+++ Provided data +++

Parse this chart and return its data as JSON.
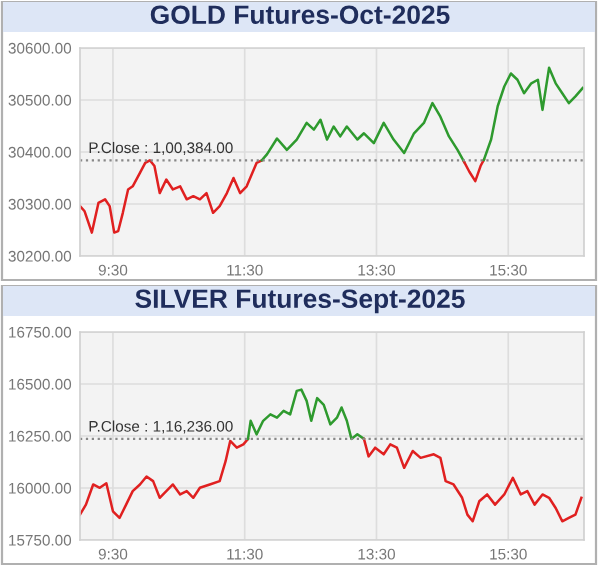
{
  "chart_data": [
    {
      "type": "line",
      "title": "GOLD Futures-Oct-2025",
      "xlim": [
        9.0,
        16.65
      ],
      "ylim": [
        30200,
        30600
      ],
      "xticks": [
        {
          "value": 9.5,
          "label": "9:30"
        },
        {
          "value": 11.5,
          "label": "11:30"
        },
        {
          "value": 13.5,
          "label": "13:30"
        },
        {
          "value": 15.5,
          "label": "15:30"
        }
      ],
      "yticks": [
        {
          "value": 30200,
          "label": "30200.00"
        },
        {
          "value": 30300,
          "label": "30300.00"
        },
        {
          "value": 30400,
          "label": "30400.00"
        },
        {
          "value": 30500,
          "label": "30500.00"
        },
        {
          "value": 30600,
          "label": "30600.00"
        }
      ],
      "grid": true,
      "legend": false,
      "marker": "none",
      "line_style": "solid",
      "ref_lines": [
        {
          "axis": "y",
          "value": 30384,
          "color": "#888888",
          "line_style": "dotted"
        }
      ],
      "annotations": [
        "P.Close : 1,00,384.00"
      ],
      "series": [
        {
          "color": "#e02020",
          "x": [
            9.0,
            9.07,
            9.18,
            9.28,
            9.38,
            9.45,
            9.52,
            9.58,
            9.65,
            9.73,
            9.8,
            9.91,
            9.99,
            10.06,
            10.13,
            10.21,
            10.31,
            10.41,
            10.52,
            10.62,
            10.72,
            10.82,
            10.92,
            11.02,
            11.12,
            11.23,
            11.33,
            11.43,
            11.53,
            11.68,
            11.76
          ],
          "values": [
            30296,
            30286,
            30245,
            30302,
            30309,
            30296,
            30245,
            30248,
            30283,
            30328,
            30334,
            30360,
            30379,
            30384,
            30373,
            30321,
            30347,
            30328,
            30334,
            30309,
            30315,
            30309,
            30321,
            30283,
            30296,
            30321,
            30350,
            30321,
            30334,
            30379,
            30384
          ]
        },
        {
          "color": "#2e9a2e",
          "x": [
            11.76,
            11.84,
            11.99,
            12.14,
            12.29,
            12.44,
            12.55,
            12.65,
            12.75,
            12.85,
            12.95,
            13.05,
            13.21,
            13.31,
            13.46,
            13.61,
            13.76,
            13.92,
            14.07,
            14.22,
            14.35,
            14.47,
            14.6,
            14.73,
            14.83
          ],
          "values": [
            30384,
            30396,
            30426,
            30404,
            30424,
            30456,
            30443,
            30462,
            30424,
            30449,
            30430,
            30449,
            30424,
            30436,
            30417,
            30456,
            30424,
            30398,
            30436,
            30456,
            30494,
            30468,
            30430,
            30404,
            30381
          ]
        },
        {
          "color": "#e02020",
          "x": [
            14.83,
            14.91,
            15.0,
            15.08,
            15.13
          ],
          "values": [
            30381,
            30362,
            30344,
            30373,
            30385
          ]
        },
        {
          "color": "#2e9a2e",
          "x": [
            15.13,
            15.24,
            15.34,
            15.44,
            15.54,
            15.64,
            15.74,
            15.85,
            15.95,
            16.02,
            16.12,
            16.22,
            16.32,
            16.42,
            16.52,
            16.63
          ],
          "values": [
            30385,
            30424,
            30488,
            30526,
            30551,
            30539,
            30513,
            30532,
            30539,
            30481,
            30562,
            30532,
            30513,
            30494,
            30507,
            30523
          ]
        }
      ]
    },
    {
      "type": "line",
      "title": "SILVER Futures-Sept-2025",
      "xlim": [
        9.0,
        16.65
      ],
      "ylim": [
        15750,
        16750
      ],
      "xticks": [
        {
          "value": 9.5,
          "label": "9:30"
        },
        {
          "value": 11.5,
          "label": "11:30"
        },
        {
          "value": 13.5,
          "label": "13:30"
        },
        {
          "value": 15.5,
          "label": "15:30"
        }
      ],
      "yticks": [
        {
          "value": 15750,
          "label": "15750.00"
        },
        {
          "value": 16000,
          "label": "16000.00"
        },
        {
          "value": 16250,
          "label": "16250.00"
        },
        {
          "value": 16500,
          "label": "16500.00"
        },
        {
          "value": 16750,
          "label": "16750.00"
        }
      ],
      "grid": true,
      "legend": false,
      "marker": "none",
      "line_style": "solid",
      "ref_lines": [
        {
          "axis": "y",
          "value": 16236,
          "color": "#888888",
          "line_style": "dotted"
        }
      ],
      "annotations": [
        "P.Close : 1,16,236.00"
      ],
      "series": [
        {
          "color": "#e02020",
          "x": [
            9.0,
            9.09,
            9.2,
            9.3,
            9.4,
            9.5,
            9.6,
            9.7,
            9.8,
            9.91,
            10.01,
            10.11,
            10.21,
            10.31,
            10.41,
            10.52,
            10.62,
            10.72,
            10.82,
            10.97,
            11.12,
            11.21,
            11.28,
            11.38,
            11.48,
            11.55
          ],
          "values": [
            15872,
            15920,
            16017,
            16001,
            16023,
            15888,
            15856,
            15920,
            15985,
            16017,
            16055,
            16033,
            15953,
            15985,
            16017,
            15969,
            15985,
            15953,
            16001,
            16017,
            16033,
            16129,
            16226,
            16194,
            16210,
            16236
          ]
        },
        {
          "color": "#2e9a2e",
          "x": [
            11.55,
            11.59,
            11.68,
            11.78,
            11.89,
            11.99,
            12.09,
            12.19,
            12.29,
            12.36,
            12.44,
            12.51,
            12.6,
            12.7,
            12.8,
            12.9,
            12.97,
            13.05,
            13.12,
            13.21,
            13.31
          ],
          "values": [
            16236,
            16323,
            16258,
            16323,
            16354,
            16338,
            16371,
            16354,
            16467,
            16473,
            16419,
            16323,
            16432,
            16400,
            16306,
            16338,
            16387,
            16323,
            16236,
            16258,
            16236
          ]
        },
        {
          "color": "#e02020",
          "x": [
            13.31,
            13.38,
            13.48,
            13.61,
            13.71,
            13.81,
            13.92,
            14.05,
            14.17,
            14.37,
            14.47,
            14.55,
            14.67,
            14.8,
            14.88,
            14.96,
            15.06,
            15.18,
            15.3,
            15.44,
            15.57,
            15.69,
            15.79,
            15.9,
            16.02,
            16.12,
            16.22,
            16.32,
            16.42,
            16.52,
            16.61
          ],
          "values": [
            16236,
            16152,
            16194,
            16162,
            16210,
            16194,
            16097,
            16178,
            16145,
            16162,
            16145,
            16033,
            16017,
            15953,
            15872,
            15840,
            15936,
            15969,
            15920,
            15969,
            16049,
            15969,
            15985,
            15920,
            15969,
            15953,
            15904,
            15840,
            15856,
            15872,
            15953
          ]
        }
      ]
    }
  ]
}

+++

> _Task instructions_: Retype each record exactly as it stands, but do not include the pictures.

> _The completed task_:
Parse this chart and return its data as JSON.
{
  "chart_data": [
    {
      "type": "line",
      "title": "GOLD Futures-Oct-2025",
      "xlim": [
        9.0,
        16.65
      ],
      "ylim": [
        30200,
        30600
      ],
      "xticks": [
        {
          "value": 9.5,
          "label": "9:30"
        },
        {
          "value": 11.5,
          "label": "11:30"
        },
        {
          "value": 13.5,
          "label": "13:30"
        },
        {
          "value": 15.5,
          "label": "15:30"
        }
      ],
      "yticks": [
        {
          "value": 30200,
          "label": "30200.00"
        },
        {
          "value": 30300,
          "label": "30300.00"
        },
        {
          "value": 30400,
          "label": "30400.00"
        },
        {
          "value": 30500,
          "label": "30500.00"
        },
        {
          "value": 30600,
          "label": "30600.00"
        }
      ],
      "grid": true,
      "legend": false,
      "marker": "none",
      "line_style": "solid",
      "ref_lines": [
        {
          "axis": "y",
          "value": 30384,
          "color": "#888888",
          "line_style": "dotted"
        }
      ],
      "annotations": [
        "P.Close : 1,00,384.00"
      ],
      "series": [
        {
          "color": "#e02020",
          "x": [
            9.0,
            9.07,
            9.18,
            9.28,
            9.38,
            9.45,
            9.52,
            9.58,
            9.65,
            9.73,
            9.8,
            9.91,
            9.99,
            10.06,
            10.13,
            10.21,
            10.31,
            10.41,
            10.52,
            10.62,
            10.72,
            10.82,
            10.92,
            11.02,
            11.12,
            11.23,
            11.33,
            11.43,
            11.53,
            11.68,
            11.76
          ],
          "values": [
            30296,
            30286,
            30245,
            30302,
            30309,
            30296,
            30245,
            30248,
            30283,
            30328,
            30334,
            30360,
            30379,
            30384,
            30373,
            30321,
            30347,
            30328,
            30334,
            30309,
            30315,
            30309,
            30321,
            30283,
            30296,
            30321,
            30350,
            30321,
            30334,
            30379,
            30384
          ]
        },
        {
          "color": "#2e9a2e",
          "x": [
            11.76,
            11.84,
            11.99,
            12.14,
            12.29,
            12.44,
            12.55,
            12.65,
            12.75,
            12.85,
            12.95,
            13.05,
            13.21,
            13.31,
            13.46,
            13.61,
            13.76,
            13.92,
            14.07,
            14.22,
            14.35,
            14.47,
            14.6,
            14.73,
            14.83
          ],
          "values": [
            30384,
            30396,
            30426,
            30404,
            30424,
            30456,
            30443,
            30462,
            30424,
            30449,
            30430,
            30449,
            30424,
            30436,
            30417,
            30456,
            30424,
            30398,
            30436,
            30456,
            30494,
            30468,
            30430,
            30404,
            30381
          ]
        },
        {
          "color": "#e02020",
          "x": [
            14.83,
            14.91,
            15.0,
            15.08,
            15.13
          ],
          "values": [
            30381,
            30362,
            30344,
            30373,
            30385
          ]
        },
        {
          "color": "#2e9a2e",
          "x": [
            15.13,
            15.24,
            15.34,
            15.44,
            15.54,
            15.64,
            15.74,
            15.85,
            15.95,
            16.02,
            16.12,
            16.22,
            16.32,
            16.42,
            16.52,
            16.63
          ],
          "values": [
            30385,
            30424,
            30488,
            30526,
            30551,
            30539,
            30513,
            30532,
            30539,
            30481,
            30562,
            30532,
            30513,
            30494,
            30507,
            30523
          ]
        }
      ]
    },
    {
      "type": "line",
      "title": "SILVER Futures-Sept-2025",
      "xlim": [
        9.0,
        16.65
      ],
      "ylim": [
        15750,
        16750
      ],
      "xticks": [
        {
          "value": 9.5,
          "label": "9:30"
        },
        {
          "value": 11.5,
          "label": "11:30"
        },
        {
          "value": 13.5,
          "label": "13:30"
        },
        {
          "value": 15.5,
          "label": "15:30"
        }
      ],
      "yticks": [
        {
          "value": 15750,
          "label": "15750.00"
        },
        {
          "value": 16000,
          "label": "16000.00"
        },
        {
          "value": 16250,
          "label": "16250.00"
        },
        {
          "value": 16500,
          "label": "16500.00"
        },
        {
          "value": 16750,
          "label": "16750.00"
        }
      ],
      "grid": true,
      "legend": false,
      "marker": "none",
      "line_style": "solid",
      "ref_lines": [
        {
          "axis": "y",
          "value": 16236,
          "color": "#888888",
          "line_style": "dotted"
        }
      ],
      "annotations": [
        "P.Close : 1,16,236.00"
      ],
      "series": [
        {
          "color": "#e02020",
          "x": [
            9.0,
            9.09,
            9.2,
            9.3,
            9.4,
            9.5,
            9.6,
            9.7,
            9.8,
            9.91,
            10.01,
            10.11,
            10.21,
            10.31,
            10.41,
            10.52,
            10.62,
            10.72,
            10.82,
            10.97,
            11.12,
            11.21,
            11.28,
            11.38,
            11.48,
            11.55
          ],
          "values": [
            15872,
            15920,
            16017,
            16001,
            16023,
            15888,
            15856,
            15920,
            15985,
            16017,
            16055,
            16033,
            15953,
            15985,
            16017,
            15969,
            15985,
            15953,
            16001,
            16017,
            16033,
            16129,
            16226,
            16194,
            16210,
            16236
          ]
        },
        {
          "color": "#2e9a2e",
          "x": [
            11.55,
            11.59,
            11.68,
            11.78,
            11.89,
            11.99,
            12.09,
            12.19,
            12.29,
            12.36,
            12.44,
            12.51,
            12.6,
            12.7,
            12.8,
            12.9,
            12.97,
            13.05,
            13.12,
            13.21,
            13.31
          ],
          "values": [
            16236,
            16323,
            16258,
            16323,
            16354,
            16338,
            16371,
            16354,
            16467,
            16473,
            16419,
            16323,
            16432,
            16400,
            16306,
            16338,
            16387,
            16323,
            16236,
            16258,
            16236
          ]
        },
        {
          "color": "#e02020",
          "x": [
            13.31,
            13.38,
            13.48,
            13.61,
            13.71,
            13.81,
            13.92,
            14.05,
            14.17,
            14.37,
            14.47,
            14.55,
            14.67,
            14.8,
            14.88,
            14.96,
            15.06,
            15.18,
            15.3,
            15.44,
            15.57,
            15.69,
            15.79,
            15.9,
            16.02,
            16.12,
            16.22,
            16.32,
            16.42,
            16.52,
            16.61
          ],
          "values": [
            16236,
            16152,
            16194,
            16162,
            16210,
            16194,
            16097,
            16178,
            16145,
            16162,
            16145,
            16033,
            16017,
            15953,
            15872,
            15840,
            15936,
            15969,
            15920,
            15969,
            16049,
            15969,
            15985,
            15920,
            15969,
            15953,
            15904,
            15840,
            15856,
            15872,
            15953
          ]
        }
      ]
    }
  ]
}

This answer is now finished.